** Begin **
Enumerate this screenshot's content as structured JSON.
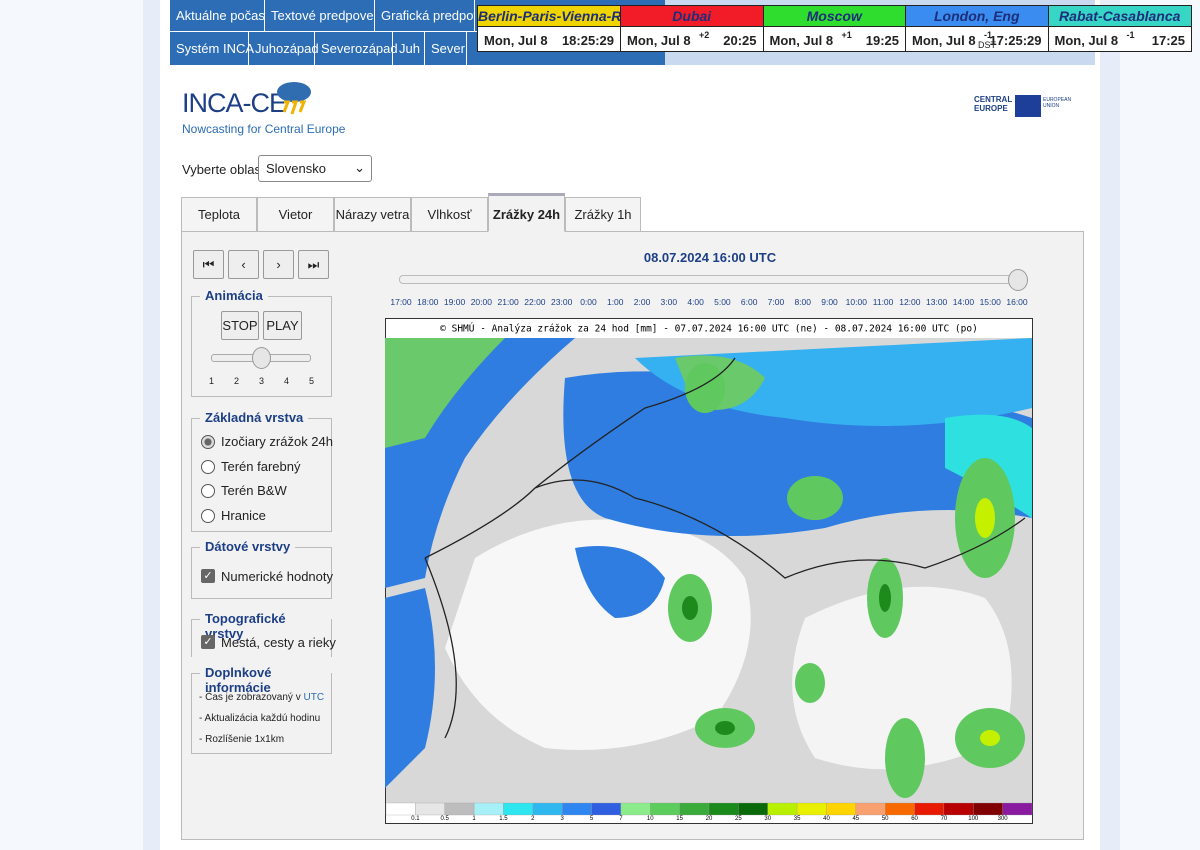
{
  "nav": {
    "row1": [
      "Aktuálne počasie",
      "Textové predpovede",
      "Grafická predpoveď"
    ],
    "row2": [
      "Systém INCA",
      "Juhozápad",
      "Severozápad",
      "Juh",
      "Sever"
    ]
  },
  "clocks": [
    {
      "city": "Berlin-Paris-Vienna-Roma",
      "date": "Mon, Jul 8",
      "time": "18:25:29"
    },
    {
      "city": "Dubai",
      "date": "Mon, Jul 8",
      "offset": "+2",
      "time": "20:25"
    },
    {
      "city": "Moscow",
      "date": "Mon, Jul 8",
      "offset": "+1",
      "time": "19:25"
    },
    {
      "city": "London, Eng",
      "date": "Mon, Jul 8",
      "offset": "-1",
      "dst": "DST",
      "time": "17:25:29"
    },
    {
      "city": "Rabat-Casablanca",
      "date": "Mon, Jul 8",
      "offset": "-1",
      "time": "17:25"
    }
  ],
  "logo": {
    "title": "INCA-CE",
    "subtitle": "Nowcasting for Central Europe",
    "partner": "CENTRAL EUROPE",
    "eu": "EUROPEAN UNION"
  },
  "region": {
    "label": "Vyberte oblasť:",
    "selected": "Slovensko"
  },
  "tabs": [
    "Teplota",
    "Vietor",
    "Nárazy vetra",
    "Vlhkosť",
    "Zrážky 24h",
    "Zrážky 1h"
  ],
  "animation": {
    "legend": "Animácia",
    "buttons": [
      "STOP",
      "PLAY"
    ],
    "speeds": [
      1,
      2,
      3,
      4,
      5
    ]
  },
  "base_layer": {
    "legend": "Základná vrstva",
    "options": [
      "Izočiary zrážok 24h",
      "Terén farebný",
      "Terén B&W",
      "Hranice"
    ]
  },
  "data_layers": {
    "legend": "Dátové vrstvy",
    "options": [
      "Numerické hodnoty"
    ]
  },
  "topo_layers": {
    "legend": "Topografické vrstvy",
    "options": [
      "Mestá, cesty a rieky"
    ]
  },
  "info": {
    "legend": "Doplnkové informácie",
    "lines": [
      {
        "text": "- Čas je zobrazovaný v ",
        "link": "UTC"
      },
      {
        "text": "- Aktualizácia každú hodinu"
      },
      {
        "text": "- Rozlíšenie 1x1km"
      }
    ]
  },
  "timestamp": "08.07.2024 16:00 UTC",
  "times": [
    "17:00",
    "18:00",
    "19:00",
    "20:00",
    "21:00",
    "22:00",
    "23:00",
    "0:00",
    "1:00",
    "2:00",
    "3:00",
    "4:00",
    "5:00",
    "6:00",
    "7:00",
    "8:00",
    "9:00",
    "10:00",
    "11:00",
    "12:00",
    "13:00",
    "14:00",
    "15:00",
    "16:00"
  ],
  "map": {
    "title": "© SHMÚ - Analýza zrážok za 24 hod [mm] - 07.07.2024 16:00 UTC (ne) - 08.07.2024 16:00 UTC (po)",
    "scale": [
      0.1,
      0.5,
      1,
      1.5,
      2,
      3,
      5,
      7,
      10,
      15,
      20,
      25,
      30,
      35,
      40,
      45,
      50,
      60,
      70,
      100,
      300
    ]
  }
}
** End **
** Begin **
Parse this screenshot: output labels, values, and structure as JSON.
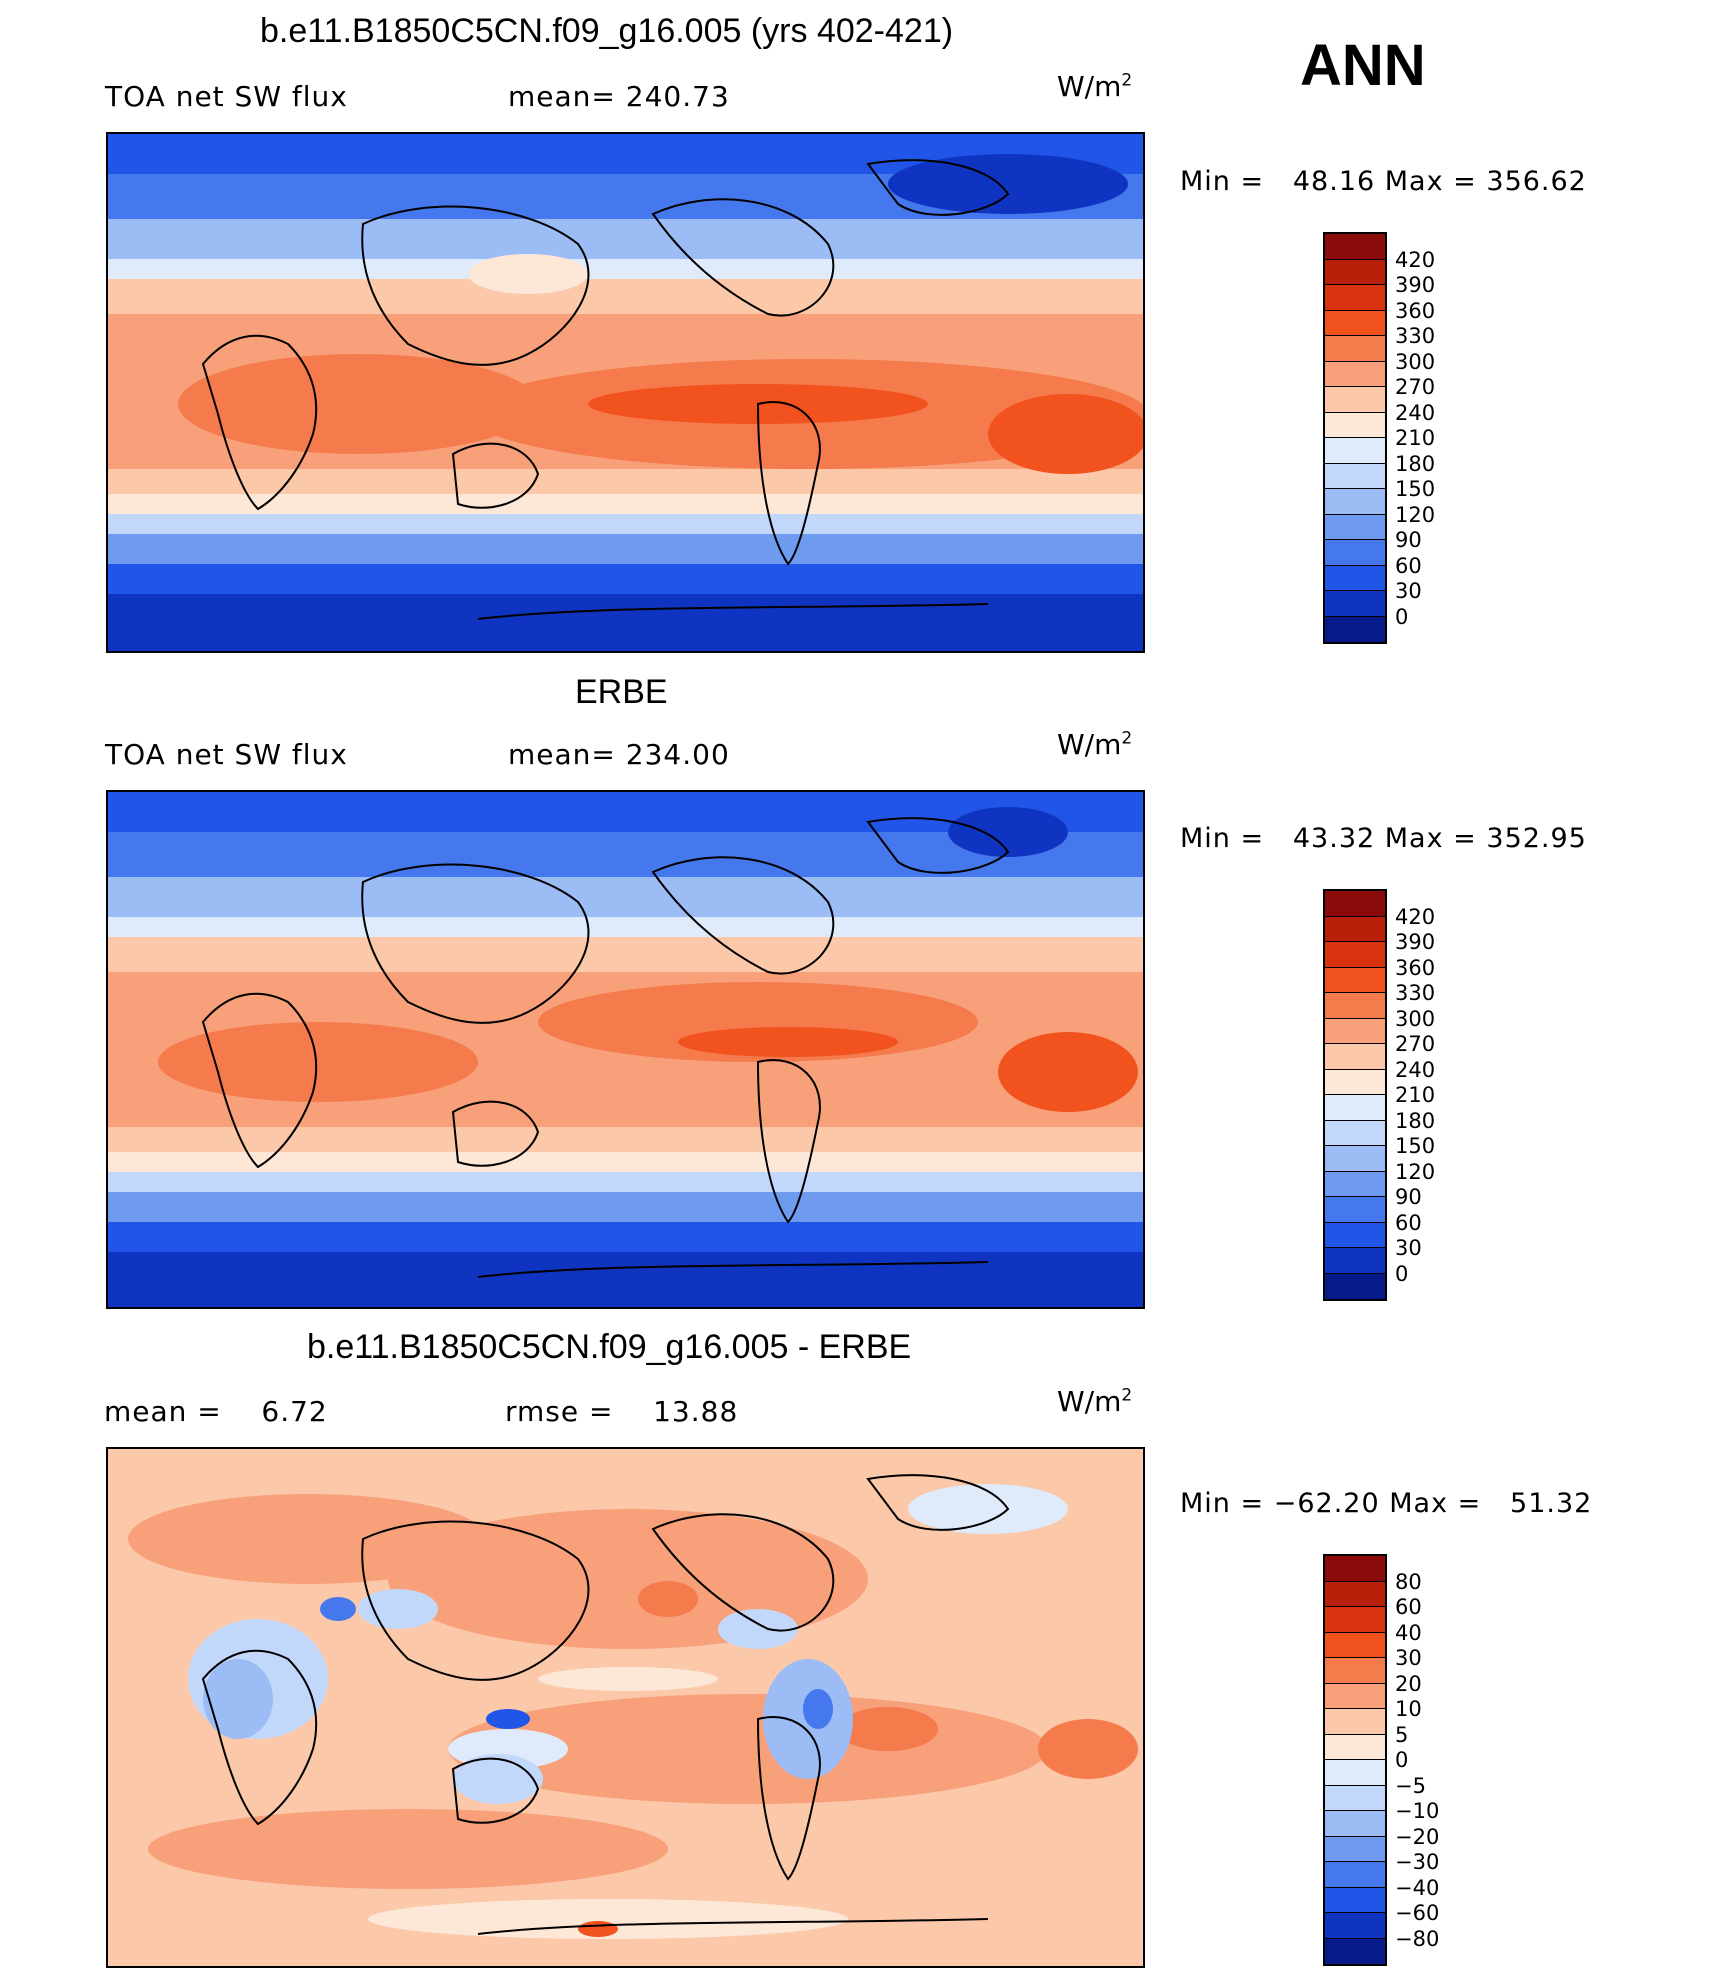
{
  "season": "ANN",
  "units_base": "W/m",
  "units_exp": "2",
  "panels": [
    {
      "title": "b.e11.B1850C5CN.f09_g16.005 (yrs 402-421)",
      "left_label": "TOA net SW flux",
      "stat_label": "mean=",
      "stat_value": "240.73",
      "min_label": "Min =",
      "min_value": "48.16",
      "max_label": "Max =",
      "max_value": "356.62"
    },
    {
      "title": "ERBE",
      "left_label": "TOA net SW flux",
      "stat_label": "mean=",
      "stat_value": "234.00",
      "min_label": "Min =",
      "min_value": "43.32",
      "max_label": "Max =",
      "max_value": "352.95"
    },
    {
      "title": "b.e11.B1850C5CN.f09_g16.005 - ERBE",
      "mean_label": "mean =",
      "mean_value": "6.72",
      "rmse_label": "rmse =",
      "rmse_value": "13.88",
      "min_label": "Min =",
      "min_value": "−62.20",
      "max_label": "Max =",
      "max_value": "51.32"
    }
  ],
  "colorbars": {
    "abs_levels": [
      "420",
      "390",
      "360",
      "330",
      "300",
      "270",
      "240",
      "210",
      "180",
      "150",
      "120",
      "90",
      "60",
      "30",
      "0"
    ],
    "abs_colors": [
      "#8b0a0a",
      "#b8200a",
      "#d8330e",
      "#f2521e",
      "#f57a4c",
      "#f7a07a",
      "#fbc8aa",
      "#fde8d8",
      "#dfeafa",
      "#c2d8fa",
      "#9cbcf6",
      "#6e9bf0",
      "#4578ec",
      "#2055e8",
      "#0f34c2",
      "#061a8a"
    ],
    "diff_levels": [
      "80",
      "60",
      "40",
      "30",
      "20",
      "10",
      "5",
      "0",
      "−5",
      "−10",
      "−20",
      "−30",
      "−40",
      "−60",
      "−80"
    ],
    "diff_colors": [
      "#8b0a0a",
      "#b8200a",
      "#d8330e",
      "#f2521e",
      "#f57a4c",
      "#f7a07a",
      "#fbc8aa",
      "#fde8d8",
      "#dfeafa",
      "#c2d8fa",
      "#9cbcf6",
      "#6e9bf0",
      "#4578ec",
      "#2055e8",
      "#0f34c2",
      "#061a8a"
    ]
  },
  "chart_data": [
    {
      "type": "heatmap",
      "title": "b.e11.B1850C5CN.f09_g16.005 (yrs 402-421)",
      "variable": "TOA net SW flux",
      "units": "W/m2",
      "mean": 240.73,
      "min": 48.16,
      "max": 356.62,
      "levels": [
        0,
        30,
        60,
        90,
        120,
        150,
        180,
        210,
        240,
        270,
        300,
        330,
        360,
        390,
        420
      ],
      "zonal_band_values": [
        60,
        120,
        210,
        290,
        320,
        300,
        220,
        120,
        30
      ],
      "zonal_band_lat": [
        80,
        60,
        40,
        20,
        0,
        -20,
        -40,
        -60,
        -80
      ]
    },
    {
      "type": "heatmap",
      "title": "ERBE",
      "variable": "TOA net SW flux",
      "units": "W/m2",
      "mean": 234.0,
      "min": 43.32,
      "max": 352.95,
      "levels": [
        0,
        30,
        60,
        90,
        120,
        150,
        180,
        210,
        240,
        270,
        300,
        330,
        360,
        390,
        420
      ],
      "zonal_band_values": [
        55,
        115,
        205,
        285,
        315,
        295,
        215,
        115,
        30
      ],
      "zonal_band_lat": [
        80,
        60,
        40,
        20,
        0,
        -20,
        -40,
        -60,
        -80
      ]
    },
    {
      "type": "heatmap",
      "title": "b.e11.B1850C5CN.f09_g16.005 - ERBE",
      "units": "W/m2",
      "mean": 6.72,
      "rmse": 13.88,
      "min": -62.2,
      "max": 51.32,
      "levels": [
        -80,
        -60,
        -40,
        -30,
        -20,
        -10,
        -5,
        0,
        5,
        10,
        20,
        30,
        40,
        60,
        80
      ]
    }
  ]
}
** End **
> SET PROBLEM: Pull out each line of the entries that contains "JSON".

> ANSWER TO THIS EXERCISE:
Enumerate this screenshot's content as structured JSON.
Parse this screenshot: output labels, values, and structure as JSON.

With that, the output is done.